▸ **Exercise goal**
Below is a listing; copy all of it exactly.

---------------

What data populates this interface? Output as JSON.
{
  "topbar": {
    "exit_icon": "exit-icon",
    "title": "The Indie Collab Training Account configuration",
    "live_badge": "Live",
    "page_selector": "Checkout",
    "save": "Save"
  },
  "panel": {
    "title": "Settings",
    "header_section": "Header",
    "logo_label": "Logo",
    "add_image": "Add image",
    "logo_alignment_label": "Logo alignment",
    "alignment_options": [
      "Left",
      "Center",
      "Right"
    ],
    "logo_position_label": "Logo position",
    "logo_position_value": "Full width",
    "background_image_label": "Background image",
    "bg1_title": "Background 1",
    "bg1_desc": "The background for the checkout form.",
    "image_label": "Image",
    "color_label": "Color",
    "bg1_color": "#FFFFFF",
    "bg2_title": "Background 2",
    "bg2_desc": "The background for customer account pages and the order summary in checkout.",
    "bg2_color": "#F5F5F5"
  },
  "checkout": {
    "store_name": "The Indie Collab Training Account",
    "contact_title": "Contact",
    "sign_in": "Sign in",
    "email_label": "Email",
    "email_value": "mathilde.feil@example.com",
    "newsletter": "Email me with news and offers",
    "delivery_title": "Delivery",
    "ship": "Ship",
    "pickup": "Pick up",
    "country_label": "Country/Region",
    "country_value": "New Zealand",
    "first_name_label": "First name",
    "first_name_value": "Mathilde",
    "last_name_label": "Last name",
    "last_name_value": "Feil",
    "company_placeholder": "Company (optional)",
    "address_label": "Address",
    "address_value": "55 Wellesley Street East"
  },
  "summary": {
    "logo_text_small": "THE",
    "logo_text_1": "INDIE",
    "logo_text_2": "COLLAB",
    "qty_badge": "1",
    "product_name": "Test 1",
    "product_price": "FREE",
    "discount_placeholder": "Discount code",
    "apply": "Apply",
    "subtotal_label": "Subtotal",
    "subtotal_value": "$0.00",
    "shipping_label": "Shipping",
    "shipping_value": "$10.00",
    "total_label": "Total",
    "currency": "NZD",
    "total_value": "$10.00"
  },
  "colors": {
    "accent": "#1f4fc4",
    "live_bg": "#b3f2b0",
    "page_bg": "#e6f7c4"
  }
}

---------------

▸ **Output**
What data populates this interface? Output as JSON.
{
  "topbar": {
    "exit_icon": "exit-icon",
    "title": "The Indie Collab Training Account configuration",
    "live_badge": "Live",
    "page_selector": "Checkout",
    "save": "Save"
  },
  "panel": {
    "title": "Settings",
    "header_section": "Header",
    "logo_label": "Logo",
    "add_image": "Add image",
    "logo_alignment_label": "Logo alignment",
    "alignment_options": [
      "Left",
      "Center",
      "Right"
    ],
    "logo_position_label": "Logo position",
    "logo_position_value": "Full width",
    "background_image_label": "Background image",
    "bg1_title": "Background 1",
    "bg1_desc": "The background for the checkout form.",
    "image_label": "Image",
    "color_label": "Color",
    "bg1_color": "#FFFFFF",
    "bg2_title": "Background 2",
    "bg2_desc": "The background for customer account pages and the order summary in checkout.",
    "bg2_color": "#F5F5F5"
  },
  "checkout": {
    "store_name": "The Indie Collab Training Account",
    "contact_title": "Contact",
    "sign_in": "Sign in",
    "email_label": "Email",
    "email_value": "mathilde.feil@example.com",
    "newsletter": "Email me with news and offers",
    "delivery_title": "Delivery",
    "ship": "Ship",
    "pickup": "Pick up",
    "country_label": "Country/Region",
    "country_value": "New Zealand",
    "first_name_label": "First name",
    "first_name_value": "Mathilde",
    "last_name_label": "Last name",
    "last_name_value": "Feil",
    "company_placeholder": "Company (optional)",
    "address_label": "Address",
    "address_value": "55 Wellesley Street East"
  },
  "summary": {
    "logo_text_small": "THE",
    "logo_text_1": "INDIE",
    "logo_text_2": "COLLAB",
    "qty_badge": "1",
    "product_name": "Test 1",
    "product_price": "FREE",
    "discount_placeholder": "Discount code",
    "apply": "Apply",
    "subtotal_label": "Subtotal",
    "subtotal_value": "$0.00",
    "shipping_label": "Shipping",
    "shipping_value": "$10.00",
    "total_label": "Total",
    "currency": "NZD",
    "total_value": "$10.00"
  },
  "colors": {
    "accent": "#1f4fc4",
    "live_bg": "#b3f2b0",
    "page_bg": "#e6f7c4"
  }
}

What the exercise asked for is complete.